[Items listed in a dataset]
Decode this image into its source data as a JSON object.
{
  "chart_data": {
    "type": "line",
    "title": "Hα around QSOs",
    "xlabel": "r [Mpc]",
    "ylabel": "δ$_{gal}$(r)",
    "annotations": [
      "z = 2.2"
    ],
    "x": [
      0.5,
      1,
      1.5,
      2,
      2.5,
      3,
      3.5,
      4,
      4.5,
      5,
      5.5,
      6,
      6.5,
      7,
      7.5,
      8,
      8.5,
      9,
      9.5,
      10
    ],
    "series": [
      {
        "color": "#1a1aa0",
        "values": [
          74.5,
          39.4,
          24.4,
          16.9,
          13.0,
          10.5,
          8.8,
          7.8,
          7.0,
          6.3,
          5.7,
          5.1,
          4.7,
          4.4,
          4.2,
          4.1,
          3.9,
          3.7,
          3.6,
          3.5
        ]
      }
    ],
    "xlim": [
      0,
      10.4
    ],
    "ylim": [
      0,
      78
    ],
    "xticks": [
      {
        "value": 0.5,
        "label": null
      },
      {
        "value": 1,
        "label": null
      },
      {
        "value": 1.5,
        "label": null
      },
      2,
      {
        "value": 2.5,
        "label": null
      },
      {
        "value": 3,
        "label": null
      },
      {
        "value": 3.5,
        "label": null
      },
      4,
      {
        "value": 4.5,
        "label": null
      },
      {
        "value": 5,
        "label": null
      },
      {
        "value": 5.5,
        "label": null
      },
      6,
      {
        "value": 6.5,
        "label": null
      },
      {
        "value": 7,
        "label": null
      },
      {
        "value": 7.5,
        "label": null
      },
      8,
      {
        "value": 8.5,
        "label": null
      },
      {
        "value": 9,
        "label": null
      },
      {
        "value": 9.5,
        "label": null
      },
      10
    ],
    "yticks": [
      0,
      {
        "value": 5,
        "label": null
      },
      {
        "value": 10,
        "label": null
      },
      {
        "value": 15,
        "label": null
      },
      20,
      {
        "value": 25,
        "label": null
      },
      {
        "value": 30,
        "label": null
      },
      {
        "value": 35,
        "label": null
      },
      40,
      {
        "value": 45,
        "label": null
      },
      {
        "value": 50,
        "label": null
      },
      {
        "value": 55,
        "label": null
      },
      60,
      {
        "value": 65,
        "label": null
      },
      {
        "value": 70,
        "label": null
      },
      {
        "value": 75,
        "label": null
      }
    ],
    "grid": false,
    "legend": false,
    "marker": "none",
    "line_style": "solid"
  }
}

* Exercise task
Give the entries again in full, exactly as they are written.

* Solution for this task
Decode this image into its source data as a JSON object.
{
  "chart_data": {
    "type": "line",
    "title": "Hα around QSOs",
    "xlabel": "r [Mpc]",
    "ylabel": "δ$_{gal}$(r)",
    "annotations": [
      "z = 2.2"
    ],
    "x": [
      0.5,
      1,
      1.5,
      2,
      2.5,
      3,
      3.5,
      4,
      4.5,
      5,
      5.5,
      6,
      6.5,
      7,
      7.5,
      8,
      8.5,
      9,
      9.5,
      10
    ],
    "series": [
      {
        "color": "#1a1aa0",
        "values": [
          74.5,
          39.4,
          24.4,
          16.9,
          13.0,
          10.5,
          8.8,
          7.8,
          7.0,
          6.3,
          5.7,
          5.1,
          4.7,
          4.4,
          4.2,
          4.1,
          3.9,
          3.7,
          3.6,
          3.5
        ]
      }
    ],
    "xlim": [
      0,
      10.4
    ],
    "ylim": [
      0,
      78
    ],
    "xticks": [
      {
        "value": 0.5,
        "label": null
      },
      {
        "value": 1,
        "label": null
      },
      {
        "value": 1.5,
        "label": null
      },
      2,
      {
        "value": 2.5,
        "label": null
      },
      {
        "value": 3,
        "label": null
      },
      {
        "value": 3.5,
        "label": null
      },
      4,
      {
        "value": 4.5,
        "label": null
      },
      {
        "value": 5,
        "label": null
      },
      {
        "value": 5.5,
        "label": null
      },
      6,
      {
        "value": 6.5,
        "label": null
      },
      {
        "value": 7,
        "label": null
      },
      {
        "value": 7.5,
        "label": null
      },
      8,
      {
        "value": 8.5,
        "label": null
      },
      {
        "value": 9,
        "label": null
      },
      {
        "value": 9.5,
        "label": null
      },
      10
    ],
    "yticks": [
      0,
      {
        "value": 5,
        "label": null
      },
      {
        "value": 10,
        "label": null
      },
      {
        "value": 15,
        "label": null
      },
      20,
      {
        "value": 25,
        "label": null
      },
      {
        "value": 30,
        "label": null
      },
      {
        "value": 35,
        "label": null
      },
      40,
      {
        "value": 45,
        "label": null
      },
      {
        "value": 50,
        "label": null
      },
      {
        "value": 55,
        "label": null
      },
      60,
      {
        "value": 65,
        "label": null
      },
      {
        "value": 70,
        "label": null
      },
      {
        "value": 75,
        "label": null
      }
    ],
    "grid": false,
    "legend": false,
    "marker": "none",
    "line_style": "solid"
  }
}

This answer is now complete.